## What you will do
Write out each line of the material again, word for word.

## Entries provided

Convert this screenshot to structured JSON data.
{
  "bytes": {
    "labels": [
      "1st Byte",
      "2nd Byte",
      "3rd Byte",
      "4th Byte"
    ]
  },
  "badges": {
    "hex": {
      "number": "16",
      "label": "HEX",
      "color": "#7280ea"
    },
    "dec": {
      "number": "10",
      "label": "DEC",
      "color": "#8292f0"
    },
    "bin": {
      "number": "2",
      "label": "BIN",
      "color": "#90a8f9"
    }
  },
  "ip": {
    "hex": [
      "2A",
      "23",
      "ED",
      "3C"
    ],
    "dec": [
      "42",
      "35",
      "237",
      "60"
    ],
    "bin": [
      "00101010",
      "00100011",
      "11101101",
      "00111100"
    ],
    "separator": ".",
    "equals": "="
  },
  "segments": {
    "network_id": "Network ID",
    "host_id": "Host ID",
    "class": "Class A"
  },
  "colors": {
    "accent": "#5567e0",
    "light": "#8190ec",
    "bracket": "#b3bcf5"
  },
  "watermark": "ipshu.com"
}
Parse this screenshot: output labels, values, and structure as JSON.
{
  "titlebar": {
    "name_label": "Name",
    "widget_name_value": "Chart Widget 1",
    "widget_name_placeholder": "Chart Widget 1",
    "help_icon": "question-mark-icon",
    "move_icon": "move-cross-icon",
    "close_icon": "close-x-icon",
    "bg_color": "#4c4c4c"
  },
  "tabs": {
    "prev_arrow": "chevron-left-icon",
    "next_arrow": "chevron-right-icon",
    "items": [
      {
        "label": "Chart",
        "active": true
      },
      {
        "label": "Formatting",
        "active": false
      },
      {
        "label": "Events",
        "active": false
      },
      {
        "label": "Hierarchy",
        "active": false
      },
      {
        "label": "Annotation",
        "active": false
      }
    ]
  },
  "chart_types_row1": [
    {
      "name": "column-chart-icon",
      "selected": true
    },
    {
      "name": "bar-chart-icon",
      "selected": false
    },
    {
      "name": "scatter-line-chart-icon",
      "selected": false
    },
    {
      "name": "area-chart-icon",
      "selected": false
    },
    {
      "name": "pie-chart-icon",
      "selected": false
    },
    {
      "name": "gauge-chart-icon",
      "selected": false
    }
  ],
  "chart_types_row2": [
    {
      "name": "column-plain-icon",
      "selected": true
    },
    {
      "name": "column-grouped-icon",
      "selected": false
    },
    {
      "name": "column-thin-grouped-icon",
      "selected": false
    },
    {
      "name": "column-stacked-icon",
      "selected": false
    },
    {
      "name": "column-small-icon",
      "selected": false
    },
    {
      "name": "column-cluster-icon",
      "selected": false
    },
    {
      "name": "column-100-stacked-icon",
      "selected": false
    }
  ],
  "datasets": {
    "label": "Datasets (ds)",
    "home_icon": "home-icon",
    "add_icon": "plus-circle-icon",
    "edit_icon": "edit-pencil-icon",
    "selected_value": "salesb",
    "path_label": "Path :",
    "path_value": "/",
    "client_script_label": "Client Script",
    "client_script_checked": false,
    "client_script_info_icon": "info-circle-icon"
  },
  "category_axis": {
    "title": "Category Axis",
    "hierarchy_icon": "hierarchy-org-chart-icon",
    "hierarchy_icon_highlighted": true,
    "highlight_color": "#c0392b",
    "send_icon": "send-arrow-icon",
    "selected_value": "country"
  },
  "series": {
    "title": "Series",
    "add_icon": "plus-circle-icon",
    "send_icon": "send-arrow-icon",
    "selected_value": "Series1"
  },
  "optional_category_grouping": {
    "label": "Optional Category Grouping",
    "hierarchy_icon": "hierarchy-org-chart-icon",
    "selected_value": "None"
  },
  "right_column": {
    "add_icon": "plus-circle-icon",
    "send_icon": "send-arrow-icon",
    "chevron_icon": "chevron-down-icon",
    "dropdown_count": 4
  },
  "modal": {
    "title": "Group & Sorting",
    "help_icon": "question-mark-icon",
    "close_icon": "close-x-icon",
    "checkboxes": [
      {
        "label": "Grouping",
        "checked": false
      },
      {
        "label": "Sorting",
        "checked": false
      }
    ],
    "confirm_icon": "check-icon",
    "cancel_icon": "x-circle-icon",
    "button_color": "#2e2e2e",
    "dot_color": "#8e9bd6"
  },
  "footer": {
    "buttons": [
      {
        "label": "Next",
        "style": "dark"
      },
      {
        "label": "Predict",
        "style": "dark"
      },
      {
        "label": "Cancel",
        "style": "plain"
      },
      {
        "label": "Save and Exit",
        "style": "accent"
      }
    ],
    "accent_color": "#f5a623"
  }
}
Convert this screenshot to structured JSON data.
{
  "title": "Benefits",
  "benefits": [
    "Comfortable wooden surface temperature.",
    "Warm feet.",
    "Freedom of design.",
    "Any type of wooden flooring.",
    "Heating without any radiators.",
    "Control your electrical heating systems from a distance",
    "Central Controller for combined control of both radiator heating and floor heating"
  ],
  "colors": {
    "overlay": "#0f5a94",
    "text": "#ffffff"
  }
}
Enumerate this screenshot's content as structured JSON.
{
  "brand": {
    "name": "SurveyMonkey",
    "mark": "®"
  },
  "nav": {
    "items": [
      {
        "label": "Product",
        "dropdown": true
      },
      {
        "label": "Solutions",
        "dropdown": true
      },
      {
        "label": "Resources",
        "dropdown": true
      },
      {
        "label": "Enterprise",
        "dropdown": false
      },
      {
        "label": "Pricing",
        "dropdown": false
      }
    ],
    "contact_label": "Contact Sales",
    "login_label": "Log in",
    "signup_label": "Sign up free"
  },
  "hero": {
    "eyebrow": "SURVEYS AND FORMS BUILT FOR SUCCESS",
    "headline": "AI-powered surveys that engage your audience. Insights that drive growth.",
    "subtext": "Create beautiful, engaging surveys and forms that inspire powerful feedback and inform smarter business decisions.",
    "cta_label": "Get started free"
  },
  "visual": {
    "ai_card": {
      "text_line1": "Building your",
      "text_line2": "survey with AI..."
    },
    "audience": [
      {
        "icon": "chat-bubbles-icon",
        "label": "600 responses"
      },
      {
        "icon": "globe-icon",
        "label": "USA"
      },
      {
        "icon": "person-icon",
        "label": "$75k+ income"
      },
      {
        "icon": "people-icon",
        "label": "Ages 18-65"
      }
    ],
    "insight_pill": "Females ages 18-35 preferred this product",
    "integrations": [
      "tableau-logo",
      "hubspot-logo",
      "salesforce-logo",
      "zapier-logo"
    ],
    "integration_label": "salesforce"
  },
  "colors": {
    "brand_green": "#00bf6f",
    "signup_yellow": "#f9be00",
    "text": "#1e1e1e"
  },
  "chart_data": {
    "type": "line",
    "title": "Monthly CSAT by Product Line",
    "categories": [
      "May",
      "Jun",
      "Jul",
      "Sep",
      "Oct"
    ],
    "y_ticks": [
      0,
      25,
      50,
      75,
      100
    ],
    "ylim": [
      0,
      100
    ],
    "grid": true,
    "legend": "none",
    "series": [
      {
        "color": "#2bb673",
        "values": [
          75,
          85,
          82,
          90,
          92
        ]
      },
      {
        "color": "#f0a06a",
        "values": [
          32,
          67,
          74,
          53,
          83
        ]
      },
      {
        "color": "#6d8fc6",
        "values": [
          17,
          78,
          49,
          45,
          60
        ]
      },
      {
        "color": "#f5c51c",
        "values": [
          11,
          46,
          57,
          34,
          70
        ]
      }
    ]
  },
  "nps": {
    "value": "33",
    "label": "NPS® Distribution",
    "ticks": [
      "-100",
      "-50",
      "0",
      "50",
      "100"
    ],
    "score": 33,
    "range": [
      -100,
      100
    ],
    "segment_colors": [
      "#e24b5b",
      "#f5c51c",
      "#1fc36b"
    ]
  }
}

## The output
Convert this screenshot to structured JSON data.
{
  "bytes": {
    "labels": [
      "1st Byte",
      "2nd Byte",
      "3rd Byte",
      "4th Byte"
    ]
  },
  "badges": {
    "hex": {
      "number": "16",
      "label": "HEX",
      "color": "#7280ea"
    },
    "dec": {
      "number": "10",
      "label": "DEC",
      "color": "#8292f0"
    },
    "bin": {
      "number": "2",
      "label": "BIN",
      "color": "#90a8f9"
    }
  },
  "ip": {
    "hex": [
      "2A",
      "23",
      "ED",
      "3C"
    ],
    "dec": [
      "42",
      "35",
      "237",
      "60"
    ],
    "bin": [
      "00101010",
      "00100011",
      "11101101",
      "00111100"
    ],
    "separator": ".",
    "equals": "="
  },
  "segments": {
    "network_id": "Network ID",
    "host_id": "Host ID",
    "class": "Class A"
  },
  "colors": {
    "accent": "#5567e0",
    "light": "#8190ec",
    "bracket": "#b3bcf5"
  },
  "watermark": "ipshu.com"
}
Parse this screenshot: output labels, values, and structure as JSON.
{
  "titlebar": {
    "name_label": "Name",
    "widget_name_value": "Chart Widget 1",
    "widget_name_placeholder": "Chart Widget 1",
    "help_icon": "question-mark-icon",
    "move_icon": "move-cross-icon",
    "close_icon": "close-x-icon",
    "bg_color": "#4c4c4c"
  },
  "tabs": {
    "prev_arrow": "chevron-left-icon",
    "next_arrow": "chevron-right-icon",
    "items": [
      {
        "label": "Chart",
        "active": true
      },
      {
        "label": "Formatting",
        "active": false
      },
      {
        "label": "Events",
        "active": false
      },
      {
        "label": "Hierarchy",
        "active": false
      },
      {
        "label": "Annotation",
        "active": false
      }
    ]
  },
  "chart_types_row1": [
    {
      "name": "column-chart-icon",
      "selected": true
    },
    {
      "name": "bar-chart-icon",
      "selected": false
    },
    {
      "name": "scatter-line-chart-icon",
      "selected": false
    },
    {
      "name": "area-chart-icon",
      "selected": false
    },
    {
      "name": "pie-chart-icon",
      "selected": false
    },
    {
      "name": "gauge-chart-icon",
      "selected": false
    }
  ],
  "chart_types_row2": [
    {
      "name": "column-plain-icon",
      "selected": true
    },
    {
      "name": "column-grouped-icon",
      "selected": false
    },
    {
      "name": "column-thin-grouped-icon",
      "selected": false
    },
    {
      "name": "column-stacked-icon",
      "selected": false
    },
    {
      "name": "column-small-icon",
      "selected": false
    },
    {
      "name": "column-cluster-icon",
      "selected": false
    },
    {
      "name": "column-100-stacked-icon",
      "selected": false
    }
  ],
  "datasets": {
    "label": "Datasets (ds)",
    "home_icon": "home-icon",
    "add_icon": "plus-circle-icon",
    "edit_icon": "edit-pencil-icon",
    "selected_value": "salesb",
    "path_label": "Path :",
    "path_value": "/",
    "client_script_label": "Client Script",
    "client_script_checked": false,
    "client_script_info_icon": "info-circle-icon"
  },
  "category_axis": {
    "title": "Category Axis",
    "hierarchy_icon": "hierarchy-org-chart-icon",
    "hierarchy_icon_highlighted": true,
    "highlight_color": "#c0392b",
    "send_icon": "send-arrow-icon",
    "selected_value": "country"
  },
  "series": {
    "title": "Series",
    "add_icon": "plus-circle-icon",
    "send_icon": "send-arrow-icon",
    "selected_value": "Series1"
  },
  "optional_category_grouping": {
    "label": "Optional Category Grouping",
    "hierarchy_icon": "hierarchy-org-chart-icon",
    "selected_value": "None"
  },
  "right_column": {
    "add_icon": "plus-circle-icon",
    "send_icon": "send-arrow-icon",
    "chevron_icon": "chevron-down-icon",
    "dropdown_count": 4
  },
  "modal": {
    "title": "Group & Sorting",
    "help_icon": "question-mark-icon",
    "close_icon": "close-x-icon",
    "checkboxes": [
      {
        "label": "Grouping",
        "checked": false
      },
      {
        "label": "Sorting",
        "checked": false
      }
    ],
    "confirm_icon": "check-icon",
    "cancel_icon": "x-circle-icon",
    "button_color": "#2e2e2e",
    "dot_color": "#8e9bd6"
  },
  "footer": {
    "buttons": [
      {
        "label": "Next",
        "style": "dark"
      },
      {
        "label": "Predict",
        "style": "dark"
      },
      {
        "label": "Cancel",
        "style": "plain"
      },
      {
        "label": "Save and Exit",
        "style": "accent"
      }
    ],
    "accent_color": "#f5a623"
  }
}
Convert this screenshot to structured JSON data.
{
  "title": "Benefits",
  "benefits": [
    "Comfortable wooden surface temperature.",
    "Warm feet.",
    "Freedom of design.",
    "Any type of wooden flooring.",
    "Heating without any radiators.",
    "Control your electrical heating systems from a distance",
    "Central Controller for combined control of both radiator heating and floor heating"
  ],
  "colors": {
    "overlay": "#0f5a94",
    "text": "#ffffff"
  }
}
Enumerate this screenshot's content as structured JSON.
{
  "brand": {
    "name": "SurveyMonkey",
    "mark": "®"
  },
  "nav": {
    "items": [
      {
        "label": "Product",
        "dropdown": true
      },
      {
        "label": "Solutions",
        "dropdown": true
      },
      {
        "label": "Resources",
        "dropdown": true
      },
      {
        "label": "Enterprise",
        "dropdown": false
      },
      {
        "label": "Pricing",
        "dropdown": false
      }
    ],
    "contact_label": "Contact Sales",
    "login_label": "Log in",
    "signup_label": "Sign up free"
  },
  "hero": {
    "eyebrow": "SURVEYS AND FORMS BUILT FOR SUCCESS",
    "headline": "AI-powered surveys that engage your audience. Insights that drive growth.",
    "subtext": "Create beautiful, engaging surveys and forms that inspire powerful feedback and inform smarter business decisions.",
    "cta_label": "Get started free"
  },
  "visual": {
    "ai_card": {
      "text_line1": "Building your",
      "text_line2": "survey with AI..."
    },
    "audience": [
      {
        "icon": "chat-bubbles-icon",
        "label": "600 responses"
      },
      {
        "icon": "globe-icon",
        "label": "USA"
      },
      {
        "icon": "person-icon",
        "label": "$75k+ income"
      },
      {
        "icon": "people-icon",
        "label": "Ages 18-65"
      }
    ],
    "insight_pill": "Females ages 18-35 preferred this product",
    "integrations": [
      "tableau-logo",
      "hubspot-logo",
      "salesforce-logo",
      "zapier-logo"
    ],
    "integration_label": "salesforce"
  },
  "colors": {
    "brand_green": "#00bf6f",
    "signup_yellow": "#f9be00",
    "text": "#1e1e1e"
  },
  "chart_data": {
    "type": "line",
    "title": "Monthly CSAT by Product Line",
    "categories": [
      "May",
      "Jun",
      "Jul",
      "Sep",
      "Oct"
    ],
    "y_ticks": [
      0,
      25,
      50,
      75,
      100
    ],
    "ylim": [
      0,
      100
    ],
    "grid": true,
    "legend": "none",
    "series": [
      {
        "color": "#2bb673",
        "values": [
          75,
          85,
          82,
          90,
          92
        ]
      },
      {
        "color": "#f0a06a",
        "values": [
          32,
          67,
          74,
          53,
          83
        ]
      },
      {
        "color": "#6d8fc6",
        "values": [
          17,
          78,
          49,
          45,
          60
        ]
      },
      {
        "color": "#f5c51c",
        "values": [
          11,
          46,
          57,
          34,
          70
        ]
      }
    ]
  },
  "nps": {
    "value": "33",
    "label": "NPS® Distribution",
    "ticks": [
      "-100",
      "-50",
      "0",
      "50",
      "100"
    ],
    "score": 33,
    "range": [
      -100,
      100
    ],
    "segment_colors": [
      "#e24b5b",
      "#f5c51c",
      "#1fc36b"
    ]
  }
}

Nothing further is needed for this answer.